WORK TO BE COMPLETED: Print each of the entries below line for line, without changing a single character.
---*---
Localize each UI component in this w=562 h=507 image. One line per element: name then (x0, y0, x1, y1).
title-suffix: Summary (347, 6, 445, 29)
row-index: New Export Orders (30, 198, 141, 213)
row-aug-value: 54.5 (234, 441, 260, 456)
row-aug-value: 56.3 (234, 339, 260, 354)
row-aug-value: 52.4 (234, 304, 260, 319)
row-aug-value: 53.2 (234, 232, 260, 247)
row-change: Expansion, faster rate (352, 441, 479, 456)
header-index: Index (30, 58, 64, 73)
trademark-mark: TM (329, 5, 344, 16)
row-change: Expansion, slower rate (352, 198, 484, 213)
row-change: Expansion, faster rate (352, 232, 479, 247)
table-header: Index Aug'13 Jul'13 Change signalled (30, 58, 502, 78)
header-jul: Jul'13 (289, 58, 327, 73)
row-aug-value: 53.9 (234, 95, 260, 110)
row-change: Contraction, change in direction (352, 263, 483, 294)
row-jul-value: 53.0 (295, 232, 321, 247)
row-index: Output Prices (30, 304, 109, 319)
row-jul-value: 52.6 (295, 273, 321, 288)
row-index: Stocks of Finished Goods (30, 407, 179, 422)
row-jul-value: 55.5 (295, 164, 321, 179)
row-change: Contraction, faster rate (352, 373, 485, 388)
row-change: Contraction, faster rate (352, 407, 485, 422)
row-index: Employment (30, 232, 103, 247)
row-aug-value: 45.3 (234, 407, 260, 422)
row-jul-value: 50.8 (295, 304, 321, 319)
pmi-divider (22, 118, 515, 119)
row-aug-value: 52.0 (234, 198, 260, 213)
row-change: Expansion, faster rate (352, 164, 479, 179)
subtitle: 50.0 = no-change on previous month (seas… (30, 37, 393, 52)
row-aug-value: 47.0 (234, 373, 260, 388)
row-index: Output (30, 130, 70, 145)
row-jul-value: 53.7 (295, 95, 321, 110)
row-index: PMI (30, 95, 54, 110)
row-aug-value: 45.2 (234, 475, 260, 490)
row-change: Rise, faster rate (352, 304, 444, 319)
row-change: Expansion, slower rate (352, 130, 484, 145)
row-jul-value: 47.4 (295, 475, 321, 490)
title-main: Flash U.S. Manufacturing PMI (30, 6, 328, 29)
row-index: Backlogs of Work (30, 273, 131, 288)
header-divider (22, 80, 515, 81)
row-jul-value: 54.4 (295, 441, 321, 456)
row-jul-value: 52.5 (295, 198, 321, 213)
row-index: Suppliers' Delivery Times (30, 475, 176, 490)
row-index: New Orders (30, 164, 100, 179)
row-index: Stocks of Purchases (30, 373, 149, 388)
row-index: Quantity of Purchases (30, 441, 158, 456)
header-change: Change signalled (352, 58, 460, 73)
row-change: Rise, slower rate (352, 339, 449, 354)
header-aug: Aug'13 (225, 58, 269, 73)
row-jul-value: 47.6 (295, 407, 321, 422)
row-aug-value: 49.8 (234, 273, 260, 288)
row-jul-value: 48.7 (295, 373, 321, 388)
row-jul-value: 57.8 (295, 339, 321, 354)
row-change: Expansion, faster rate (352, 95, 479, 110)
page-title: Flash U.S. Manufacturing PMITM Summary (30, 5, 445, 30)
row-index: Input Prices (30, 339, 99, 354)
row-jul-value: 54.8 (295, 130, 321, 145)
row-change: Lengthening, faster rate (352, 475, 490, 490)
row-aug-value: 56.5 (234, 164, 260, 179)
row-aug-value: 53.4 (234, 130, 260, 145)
---*---
ANSWER TO THE TASK:
Localize each UI component in this w=562 h=507 image. One line per element: name then (x0, y0, x1, y1).
title-suffix: Summary (347, 6, 445, 29)
row-index: New Export Orders (30, 198, 141, 213)
row-aug-value: 54.5 (234, 441, 260, 456)
row-aug-value: 56.3 (234, 339, 260, 354)
row-aug-value: 52.4 (234, 304, 260, 319)
row-aug-value: 53.2 (234, 232, 260, 247)
row-change: Expansion, faster rate (352, 441, 479, 456)
header-index: Index (30, 58, 64, 73)
trademark-mark: TM (329, 5, 344, 16)
row-change: Expansion, slower rate (352, 198, 484, 213)
row-change: Expansion, faster rate (352, 232, 479, 247)
table-header: Index Aug'13 Jul'13 Change signalled (30, 58, 502, 78)
header-jul: Jul'13 (289, 58, 327, 73)
row-aug-value: 53.9 (234, 95, 260, 110)
row-change: Contraction, change in direction (352, 263, 483, 294)
row-jul-value: 53.0 (295, 232, 321, 247)
row-index: Output Prices (30, 304, 109, 319)
row-jul-value: 52.6 (295, 273, 321, 288)
row-index: Stocks of Finished Goods (30, 407, 179, 422)
row-jul-value: 55.5 (295, 164, 321, 179)
row-change: Contraction, faster rate (352, 373, 485, 388)
row-change: Contraction, faster rate (352, 407, 485, 422)
row-index: Employment (30, 232, 103, 247)
row-aug-value: 45.3 (234, 407, 260, 422)
row-jul-value: 50.8 (295, 304, 321, 319)
pmi-divider (22, 118, 515, 119)
row-aug-value: 52.0 (234, 198, 260, 213)
row-change: Expansion, faster rate (352, 164, 479, 179)
subtitle: 50.0 = no-change on previous month (seas… (30, 37, 393, 52)
row-aug-value: 47.0 (234, 373, 260, 388)
row-index: Output (30, 130, 70, 145)
row-jul-value: 53.7 (295, 95, 321, 110)
row-index: PMI (30, 95, 54, 110)
row-aug-value: 45.2 (234, 475, 260, 490)
row-change: Rise, faster rate (352, 304, 444, 319)
row-change: Expansion, slower rate (352, 130, 484, 145)
row-jul-value: 47.4 (295, 475, 321, 490)
title-main: Flash U.S. Manufacturing PMI (30, 6, 328, 29)
row-index: Backlogs of Work (30, 273, 131, 288)
header-divider (22, 80, 515, 81)
row-jul-value: 54.4 (295, 441, 321, 456)
row-jul-value: 52.5 (295, 198, 321, 213)
row-index: Suppliers' Delivery Times (30, 475, 176, 490)
row-index: New Orders (30, 164, 100, 179)
row-index: Stocks of Purchases (30, 373, 149, 388)
row-index: Quantity of Purchases (30, 441, 158, 456)
header-change: Change signalled (352, 58, 460, 73)
row-change: Rise, slower rate (352, 339, 449, 354)
header-aug: Aug'13 (225, 58, 269, 73)
row-jul-value: 47.6 (295, 407, 321, 422)
row-aug-value: 49.8 (234, 273, 260, 288)
row-jul-value: 48.7 (295, 373, 321, 388)
row-jul-value: 57.8 (295, 339, 321, 354)
row-change: Expansion, faster rate (352, 95, 479, 110)
page-title: Flash U.S. Manufacturing PMITM Summary (30, 5, 445, 30)
row-index: Input Prices (30, 339, 99, 354)
row-jul-value: 54.8 (295, 130, 321, 145)
row-change: Lengthening, faster rate (352, 475, 490, 490)
row-aug-value: 56.5 (234, 164, 260, 179)
row-aug-value: 53.4 (234, 130, 260, 145)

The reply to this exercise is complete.